Exercise prompt -
Single out each line with the word "prices" and copy it.

──────── Data rows ────────

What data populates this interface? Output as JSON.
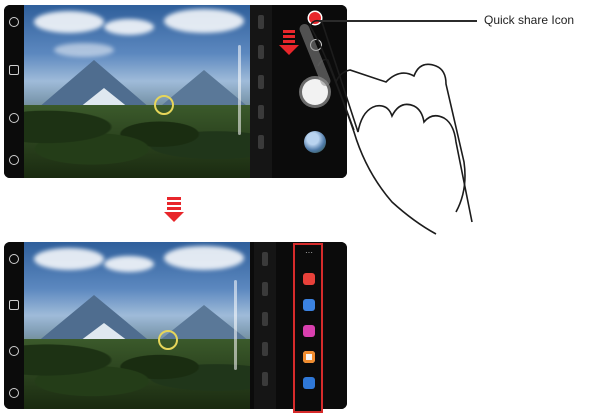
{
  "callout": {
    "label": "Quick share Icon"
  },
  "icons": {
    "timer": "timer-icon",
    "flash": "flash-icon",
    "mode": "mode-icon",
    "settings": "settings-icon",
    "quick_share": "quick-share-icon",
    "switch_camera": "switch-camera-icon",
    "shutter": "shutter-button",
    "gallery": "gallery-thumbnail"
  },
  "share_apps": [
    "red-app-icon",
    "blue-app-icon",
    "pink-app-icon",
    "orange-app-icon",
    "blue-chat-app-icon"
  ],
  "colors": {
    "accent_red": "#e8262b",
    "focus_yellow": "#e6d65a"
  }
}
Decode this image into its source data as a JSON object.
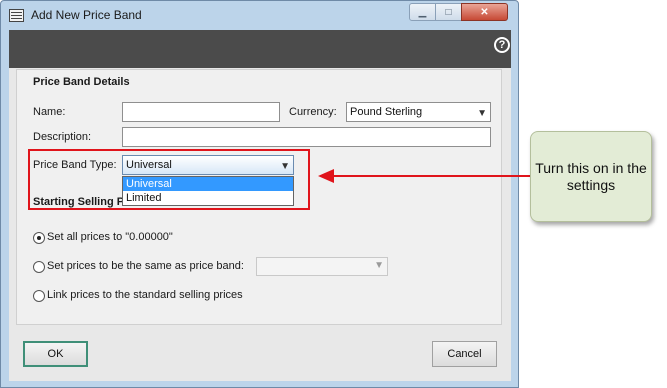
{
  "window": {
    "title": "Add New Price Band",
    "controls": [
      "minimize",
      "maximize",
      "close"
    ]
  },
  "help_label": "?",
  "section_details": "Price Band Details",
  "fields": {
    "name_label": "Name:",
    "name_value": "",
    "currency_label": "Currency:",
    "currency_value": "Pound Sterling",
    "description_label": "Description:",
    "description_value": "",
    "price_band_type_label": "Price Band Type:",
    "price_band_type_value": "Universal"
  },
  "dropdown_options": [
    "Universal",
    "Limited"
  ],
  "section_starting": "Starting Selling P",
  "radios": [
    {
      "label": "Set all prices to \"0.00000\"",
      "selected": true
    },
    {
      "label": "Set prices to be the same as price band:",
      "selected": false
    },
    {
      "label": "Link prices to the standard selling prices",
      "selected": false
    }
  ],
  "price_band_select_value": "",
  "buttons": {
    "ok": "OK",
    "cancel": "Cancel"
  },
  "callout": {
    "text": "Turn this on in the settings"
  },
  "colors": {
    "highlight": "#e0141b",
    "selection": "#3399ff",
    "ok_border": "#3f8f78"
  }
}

────────

Result of this task -
      "label": "Set all prices to \"0.00000\"",
      "label": "Set prices to be the same as price band:",
      "label": "Link prices to the standard selling prices",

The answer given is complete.